- [Raw records]
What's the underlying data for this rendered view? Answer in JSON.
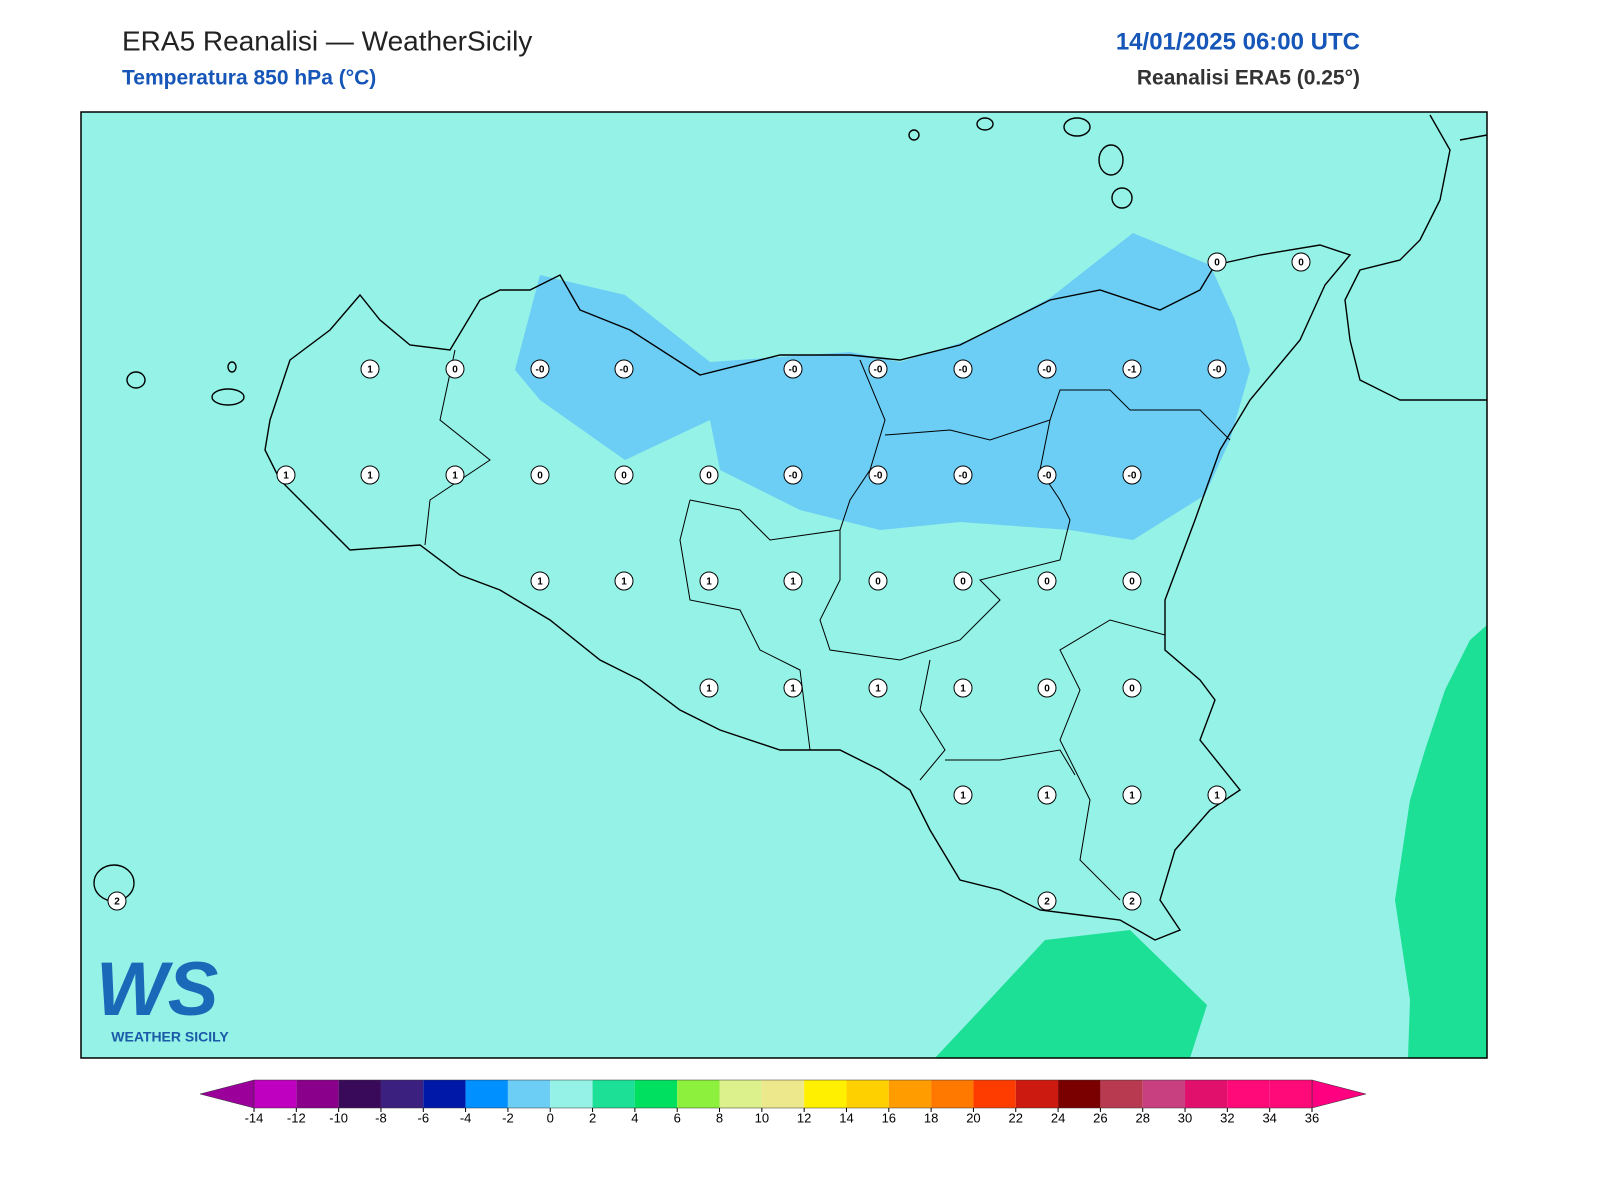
{
  "header": {
    "title": "ERA5 Reanalisi — WeatherSicily",
    "subtitle": "Temperatura 850 hPa (°C)",
    "datetime": "14/01/2025 06:00 UTC",
    "source": "Reanalisi ERA5 (0.25°)"
  },
  "points": [
    {
      "label": "0"
    },
    {
      "label": "0"
    },
    {
      "label": "1"
    },
    {
      "label": "0"
    },
    {
      "label": "-0"
    },
    {
      "label": "-0"
    },
    {
      "label": "-0"
    },
    {
      "label": "-0"
    },
    {
      "label": "-0"
    },
    {
      "label": "-0"
    },
    {
      "label": "-1"
    },
    {
      "label": "-0"
    },
    {
      "label": "1"
    },
    {
      "label": "1"
    },
    {
      "label": "1"
    },
    {
      "label": "0"
    },
    {
      "label": "0"
    },
    {
      "label": "0"
    },
    {
      "label": "-0"
    },
    {
      "label": "-0"
    },
    {
      "label": "-0"
    },
    {
      "label": "-0"
    },
    {
      "label": "-0"
    },
    {
      "label": "1"
    },
    {
      "label": "1"
    },
    {
      "label": "1"
    },
    {
      "label": "1"
    },
    {
      "label": "0"
    },
    {
      "label": "0"
    },
    {
      "label": "0"
    },
    {
      "label": "0"
    },
    {
      "label": "1"
    },
    {
      "label": "1"
    },
    {
      "label": "1"
    },
    {
      "label": "1"
    },
    {
      "label": "0"
    },
    {
      "label": "0"
    },
    {
      "label": "1"
    },
    {
      "label": "1"
    },
    {
      "label": "1"
    },
    {
      "label": "1"
    },
    {
      "label": "2"
    },
    {
      "label": "2"
    },
    {
      "label": "2"
    }
  ],
  "colorbar": {
    "ticks": [
      -14,
      -12,
      -10,
      -8,
      -6,
      -4,
      -2,
      0,
      2,
      4,
      6,
      8,
      10,
      12,
      14,
      16,
      18,
      20,
      22,
      24,
      26,
      28,
      30,
      32,
      34,
      36
    ],
    "colors": [
      "#c000c0",
      "#8b008b",
      "#3a0a5a",
      "#3b2080",
      "#0018a8",
      "#0090ff",
      "#6ccdf5",
      "#94f2e6",
      "#1ce096",
      "#00e060",
      "#8cf03c",
      "#dcf08c",
      "#eee88c",
      "#fff000",
      "#ffd000",
      "#ff9c00",
      "#ff7800",
      "#ff3c00",
      "#cc1a10",
      "#7a0000",
      "#b83a50",
      "#c84080",
      "#e0106c",
      "#ff0a78",
      "#ff0a78"
    ],
    "under": "#9b009b",
    "over": "#ff0080"
  },
  "logo": {
    "mark": "WS",
    "name": "WEATHER SICILY"
  }
}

- [Aim of the task]
Pick out every line above that holds the word "Reanalisi" and copy it.

- [Problem solution]
    "title": "ERA5 Reanalisi — WeatherSicily",
    "source": "Reanalisi ERA5 (0.25°)"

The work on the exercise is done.